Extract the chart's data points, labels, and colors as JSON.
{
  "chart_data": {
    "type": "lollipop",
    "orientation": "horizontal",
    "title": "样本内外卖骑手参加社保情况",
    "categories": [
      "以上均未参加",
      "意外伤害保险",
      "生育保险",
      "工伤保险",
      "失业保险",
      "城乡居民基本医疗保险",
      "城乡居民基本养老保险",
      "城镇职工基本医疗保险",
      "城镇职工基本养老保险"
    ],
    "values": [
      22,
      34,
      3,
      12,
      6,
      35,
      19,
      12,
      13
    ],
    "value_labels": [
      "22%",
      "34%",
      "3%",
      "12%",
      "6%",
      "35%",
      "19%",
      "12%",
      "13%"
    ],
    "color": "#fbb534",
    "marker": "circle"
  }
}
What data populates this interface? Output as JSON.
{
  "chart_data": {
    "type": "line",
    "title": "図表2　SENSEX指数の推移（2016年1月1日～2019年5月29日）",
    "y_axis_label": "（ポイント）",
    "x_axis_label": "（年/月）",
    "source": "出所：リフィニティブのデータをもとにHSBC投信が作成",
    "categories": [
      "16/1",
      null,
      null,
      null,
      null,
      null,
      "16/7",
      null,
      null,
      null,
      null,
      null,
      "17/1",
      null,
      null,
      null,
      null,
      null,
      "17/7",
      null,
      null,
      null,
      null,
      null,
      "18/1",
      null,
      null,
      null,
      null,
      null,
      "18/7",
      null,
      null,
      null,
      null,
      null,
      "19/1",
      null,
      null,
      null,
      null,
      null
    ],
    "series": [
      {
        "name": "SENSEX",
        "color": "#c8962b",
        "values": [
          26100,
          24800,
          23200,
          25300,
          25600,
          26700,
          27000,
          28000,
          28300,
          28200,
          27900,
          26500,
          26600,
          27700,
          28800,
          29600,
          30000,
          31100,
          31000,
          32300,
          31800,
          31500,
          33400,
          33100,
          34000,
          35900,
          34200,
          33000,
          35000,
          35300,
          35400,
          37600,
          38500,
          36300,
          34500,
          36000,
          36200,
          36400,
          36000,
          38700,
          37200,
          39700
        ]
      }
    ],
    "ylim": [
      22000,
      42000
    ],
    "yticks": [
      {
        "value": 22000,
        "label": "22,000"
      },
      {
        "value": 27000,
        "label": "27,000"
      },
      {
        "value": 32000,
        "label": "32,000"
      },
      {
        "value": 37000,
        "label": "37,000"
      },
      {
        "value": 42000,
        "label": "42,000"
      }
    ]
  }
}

- - - - -

→ To be done
Extract each line from the listing above, please, and repeat it exactly.

→ Exercise output
Extract the chart's data points, labels, and colors as JSON.
{
  "chart_data": {
    "type": "lollipop",
    "orientation": "horizontal",
    "title": "样本内外卖骑手参加社保情况",
    "categories": [
      "以上均未参加",
      "意外伤害保险",
      "生育保险",
      "工伤保险",
      "失业保险",
      "城乡居民基本医疗保险",
      "城乡居民基本养老保险",
      "城镇职工基本医疗保险",
      "城镇职工基本养老保险"
    ],
    "values": [
      22,
      34,
      3,
      12,
      6,
      35,
      19,
      12,
      13
    ],
    "value_labels": [
      "22%",
      "34%",
      "3%",
      "12%",
      "6%",
      "35%",
      "19%",
      "12%",
      "13%"
    ],
    "color": "#fbb534",
    "marker": "circle"
  }
}
What data populates this interface? Output as JSON.
{
  "chart_data": {
    "type": "line",
    "title": "図表2　SENSEX指数の推移（2016年1月1日～2019年5月29日）",
    "y_axis_label": "（ポイント）",
    "x_axis_label": "（年/月）",
    "source": "出所：リフィニティブのデータをもとにHSBC投信が作成",
    "categories": [
      "16/1",
      null,
      null,
      null,
      null,
      null,
      "16/7",
      null,
      null,
      null,
      null,
      null,
      "17/1",
      null,
      null,
      null,
      null,
      null,
      "17/7",
      null,
      null,
      null,
      null,
      null,
      "18/1",
      null,
      null,
      null,
      null,
      null,
      "18/7",
      null,
      null,
      null,
      null,
      null,
      "19/1",
      null,
      null,
      null,
      null,
      null
    ],
    "series": [
      {
        "name": "SENSEX",
        "color": "#c8962b",
        "values": [
          26100,
          24800,
          23200,
          25300,
          25600,
          26700,
          27000,
          28000,
          28300,
          28200,
          27900,
          26500,
          26600,
          27700,
          28800,
          29600,
          30000,
          31100,
          31000,
          32300,
          31800,
          31500,
          33400,
          33100,
          34000,
          35900,
          34200,
          33000,
          35000,
          35300,
          35400,
          37600,
          38500,
          36300,
          34500,
          36000,
          36200,
          36400,
          36000,
          38700,
          37200,
          39700
        ]
      }
    ],
    "ylim": [
      22000,
      42000
    ],
    "yticks": [
      {
        "value": 22000,
        "label": "22,000"
      },
      {
        "value": 27000,
        "label": "27,000"
      },
      {
        "value": 32000,
        "label": "32,000"
      },
      {
        "value": 37000,
        "label": "37,000"
      },
      {
        "value": 42000,
        "label": "42,000"
      }
    ]
  }
}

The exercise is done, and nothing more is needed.